▶ [Task description] Every record here needs to be written out again exactly.

[Lines of data]
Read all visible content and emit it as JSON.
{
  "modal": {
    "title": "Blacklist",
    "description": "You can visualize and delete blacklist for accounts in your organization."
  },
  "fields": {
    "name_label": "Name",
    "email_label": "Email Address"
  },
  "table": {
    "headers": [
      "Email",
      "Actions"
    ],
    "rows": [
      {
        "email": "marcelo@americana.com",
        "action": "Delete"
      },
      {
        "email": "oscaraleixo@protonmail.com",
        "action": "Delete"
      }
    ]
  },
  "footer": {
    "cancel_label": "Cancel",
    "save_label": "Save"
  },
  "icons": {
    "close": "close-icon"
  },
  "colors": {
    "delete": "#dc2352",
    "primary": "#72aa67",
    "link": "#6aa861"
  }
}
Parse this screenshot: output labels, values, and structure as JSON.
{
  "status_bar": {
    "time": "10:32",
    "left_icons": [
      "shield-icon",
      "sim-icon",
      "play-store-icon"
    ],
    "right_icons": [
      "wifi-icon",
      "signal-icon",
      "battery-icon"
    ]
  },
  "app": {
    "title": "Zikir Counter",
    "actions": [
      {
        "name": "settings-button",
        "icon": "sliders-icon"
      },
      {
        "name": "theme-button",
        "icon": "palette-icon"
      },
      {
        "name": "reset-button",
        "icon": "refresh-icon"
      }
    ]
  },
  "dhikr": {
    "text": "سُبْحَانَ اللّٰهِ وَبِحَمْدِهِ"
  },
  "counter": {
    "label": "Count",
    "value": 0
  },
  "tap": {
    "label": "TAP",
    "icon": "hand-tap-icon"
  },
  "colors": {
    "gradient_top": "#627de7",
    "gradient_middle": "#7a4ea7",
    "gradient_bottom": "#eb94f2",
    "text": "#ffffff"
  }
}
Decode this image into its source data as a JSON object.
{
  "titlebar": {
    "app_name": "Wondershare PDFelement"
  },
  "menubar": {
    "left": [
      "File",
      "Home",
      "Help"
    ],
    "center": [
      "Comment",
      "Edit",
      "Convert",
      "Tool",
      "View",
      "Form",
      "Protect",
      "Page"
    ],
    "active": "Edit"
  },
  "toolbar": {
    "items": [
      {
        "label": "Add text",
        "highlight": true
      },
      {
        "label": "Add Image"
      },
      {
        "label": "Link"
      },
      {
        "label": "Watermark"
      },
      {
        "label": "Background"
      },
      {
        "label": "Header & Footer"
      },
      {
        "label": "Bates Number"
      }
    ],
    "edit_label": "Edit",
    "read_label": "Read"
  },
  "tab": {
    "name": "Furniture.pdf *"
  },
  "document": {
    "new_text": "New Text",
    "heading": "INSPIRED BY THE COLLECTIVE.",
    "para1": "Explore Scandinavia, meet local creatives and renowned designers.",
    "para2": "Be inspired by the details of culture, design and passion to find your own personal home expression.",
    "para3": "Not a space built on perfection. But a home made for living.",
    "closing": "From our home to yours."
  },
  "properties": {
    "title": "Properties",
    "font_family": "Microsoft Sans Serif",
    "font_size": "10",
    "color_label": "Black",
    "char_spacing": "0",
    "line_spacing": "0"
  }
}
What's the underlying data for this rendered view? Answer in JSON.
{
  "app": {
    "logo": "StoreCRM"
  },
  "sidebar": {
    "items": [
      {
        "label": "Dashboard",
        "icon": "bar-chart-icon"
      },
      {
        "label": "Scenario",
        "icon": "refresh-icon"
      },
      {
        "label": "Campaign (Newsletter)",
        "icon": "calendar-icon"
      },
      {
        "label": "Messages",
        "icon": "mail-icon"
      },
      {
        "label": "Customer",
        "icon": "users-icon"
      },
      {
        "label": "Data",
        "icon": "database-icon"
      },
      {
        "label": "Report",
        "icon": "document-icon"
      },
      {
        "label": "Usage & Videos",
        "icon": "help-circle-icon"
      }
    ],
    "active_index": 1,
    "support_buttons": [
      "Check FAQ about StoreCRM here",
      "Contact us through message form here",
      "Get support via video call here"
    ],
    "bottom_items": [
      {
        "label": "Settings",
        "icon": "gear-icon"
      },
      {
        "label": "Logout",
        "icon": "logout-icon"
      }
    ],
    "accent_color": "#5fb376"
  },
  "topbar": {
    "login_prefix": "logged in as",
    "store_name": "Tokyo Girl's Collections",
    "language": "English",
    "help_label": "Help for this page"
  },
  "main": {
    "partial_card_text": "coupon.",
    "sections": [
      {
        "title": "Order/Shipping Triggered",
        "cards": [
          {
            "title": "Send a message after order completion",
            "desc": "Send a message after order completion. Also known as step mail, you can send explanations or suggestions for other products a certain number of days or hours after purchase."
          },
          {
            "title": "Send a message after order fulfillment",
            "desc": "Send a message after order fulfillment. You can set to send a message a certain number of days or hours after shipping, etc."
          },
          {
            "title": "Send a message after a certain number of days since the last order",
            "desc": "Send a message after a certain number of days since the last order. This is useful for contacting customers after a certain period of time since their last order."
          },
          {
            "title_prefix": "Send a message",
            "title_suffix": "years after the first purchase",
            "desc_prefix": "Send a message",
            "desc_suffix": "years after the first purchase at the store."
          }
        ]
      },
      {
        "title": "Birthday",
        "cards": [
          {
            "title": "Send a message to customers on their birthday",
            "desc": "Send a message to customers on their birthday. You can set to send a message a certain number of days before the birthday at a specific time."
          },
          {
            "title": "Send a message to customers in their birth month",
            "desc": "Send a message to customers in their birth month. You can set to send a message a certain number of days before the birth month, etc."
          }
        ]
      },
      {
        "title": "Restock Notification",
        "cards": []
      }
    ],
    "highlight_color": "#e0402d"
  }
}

▶ [Exercise answer]
Read all visible content and emit it as JSON.
{
  "modal": {
    "title": "Blacklist",
    "description": "You can visualize and delete blacklist for accounts in your organization."
  },
  "fields": {
    "name_label": "Name",
    "email_label": "Email Address"
  },
  "table": {
    "headers": [
      "Email",
      "Actions"
    ],
    "rows": [
      {
        "email": "marcelo@americana.com",
        "action": "Delete"
      },
      {
        "email": "oscaraleixo@protonmail.com",
        "action": "Delete"
      }
    ]
  },
  "footer": {
    "cancel_label": "Cancel",
    "save_label": "Save"
  },
  "icons": {
    "close": "close-icon"
  },
  "colors": {
    "delete": "#dc2352",
    "primary": "#72aa67",
    "link": "#6aa861"
  }
}
Parse this screenshot: output labels, values, and structure as JSON.
{
  "status_bar": {
    "time": "10:32",
    "left_icons": [
      "shield-icon",
      "sim-icon",
      "play-store-icon"
    ],
    "right_icons": [
      "wifi-icon",
      "signal-icon",
      "battery-icon"
    ]
  },
  "app": {
    "title": "Zikir Counter",
    "actions": [
      {
        "name": "settings-button",
        "icon": "sliders-icon"
      },
      {
        "name": "theme-button",
        "icon": "palette-icon"
      },
      {
        "name": "reset-button",
        "icon": "refresh-icon"
      }
    ]
  },
  "dhikr": {
    "text": "سُبْحَانَ اللّٰهِ وَبِحَمْدِهِ"
  },
  "counter": {
    "label": "Count",
    "value": 0
  },
  "tap": {
    "label": "TAP",
    "icon": "hand-tap-icon"
  },
  "colors": {
    "gradient_top": "#627de7",
    "gradient_middle": "#7a4ea7",
    "gradient_bottom": "#eb94f2",
    "text": "#ffffff"
  }
}
Decode this image into its source data as a JSON object.
{
  "titlebar": {
    "app_name": "Wondershare PDFelement"
  },
  "menubar": {
    "left": [
      "File",
      "Home",
      "Help"
    ],
    "center": [
      "Comment",
      "Edit",
      "Convert",
      "Tool",
      "View",
      "Form",
      "Protect",
      "Page"
    ],
    "active": "Edit"
  },
  "toolbar": {
    "items": [
      {
        "label": "Add text",
        "highlight": true
      },
      {
        "label": "Add Image"
      },
      {
        "label": "Link"
      },
      {
        "label": "Watermark"
      },
      {
        "label": "Background"
      },
      {
        "label": "Header & Footer"
      },
      {
        "label": "Bates Number"
      }
    ],
    "edit_label": "Edit",
    "read_label": "Read"
  },
  "tab": {
    "name": "Furniture.pdf *"
  },
  "document": {
    "new_text": "New Text",
    "heading": "INSPIRED BY THE COLLECTIVE.",
    "para1": "Explore Scandinavia, meet local creatives and renowned designers.",
    "para2": "Be inspired by the details of culture, design and passion to find your own personal home expression.",
    "para3": "Not a space built on perfection. But a home made for living.",
    "closing": "From our home to yours."
  },
  "properties": {
    "title": "Properties",
    "font_family": "Microsoft Sans Serif",
    "font_size": "10",
    "color_label": "Black",
    "char_spacing": "0",
    "line_spacing": "0"
  }
}
What's the underlying data for this rendered view? Answer in JSON.
{
  "app": {
    "logo": "StoreCRM"
  },
  "sidebar": {
    "items": [
      {
        "label": "Dashboard",
        "icon": "bar-chart-icon"
      },
      {
        "label": "Scenario",
        "icon": "refresh-icon"
      },
      {
        "label": "Campaign (Newsletter)",
        "icon": "calendar-icon"
      },
      {
        "label": "Messages",
        "icon": "mail-icon"
      },
      {
        "label": "Customer",
        "icon": "users-icon"
      },
      {
        "label": "Data",
        "icon": "database-icon"
      },
      {
        "label": "Report",
        "icon": "document-icon"
      },
      {
        "label": "Usage & Videos",
        "icon": "help-circle-icon"
      }
    ],
    "active_index": 1,
    "support_buttons": [
      "Check FAQ about StoreCRM here",
      "Contact us through message form here",
      "Get support via video call here"
    ],
    "bottom_items": [
      {
        "label": "Settings",
        "icon": "gear-icon"
      },
      {
        "label": "Logout",
        "icon": "logout-icon"
      }
    ],
    "accent_color": "#5fb376"
  },
  "topbar": {
    "login_prefix": "logged in as",
    "store_name": "Tokyo Girl's Collections",
    "language": "English",
    "help_label": "Help for this page"
  },
  "main": {
    "partial_card_text": "coupon.",
    "sections": [
      {
        "title": "Order/Shipping Triggered",
        "cards": [
          {
            "title": "Send a message after order completion",
            "desc": "Send a message after order completion. Also known as step mail, you can send explanations or suggestions for other products a certain number of days or hours after purchase."
          },
          {
            "title": "Send a message after order fulfillment",
            "desc": "Send a message after order fulfillment. You can set to send a message a certain number of days or hours after shipping, etc."
          },
          {
            "title": "Send a message after a certain number of days since the last order",
            "desc": "Send a message after a certain number of days since the last order. This is useful for contacting customers after a certain period of time since their last order."
          },
          {
            "title_prefix": "Send a message",
            "title_suffix": "years after the first purchase",
            "desc_prefix": "Send a message",
            "desc_suffix": "years after the first purchase at the store."
          }
        ]
      },
      {
        "title": "Birthday",
        "cards": [
          {
            "title": "Send a message to customers on their birthday",
            "desc": "Send a message to customers on their birthday. You can set to send a message a certain number of days before the birthday at a specific time."
          },
          {
            "title": "Send a message to customers in their birth month",
            "desc": "Send a message to customers in their birth month. You can set to send a message a certain number of days before the birth month, etc."
          }
        ]
      },
      {
        "title": "Restock Notification",
        "cards": []
      }
    ],
    "highlight_color": "#e0402d"
  }
}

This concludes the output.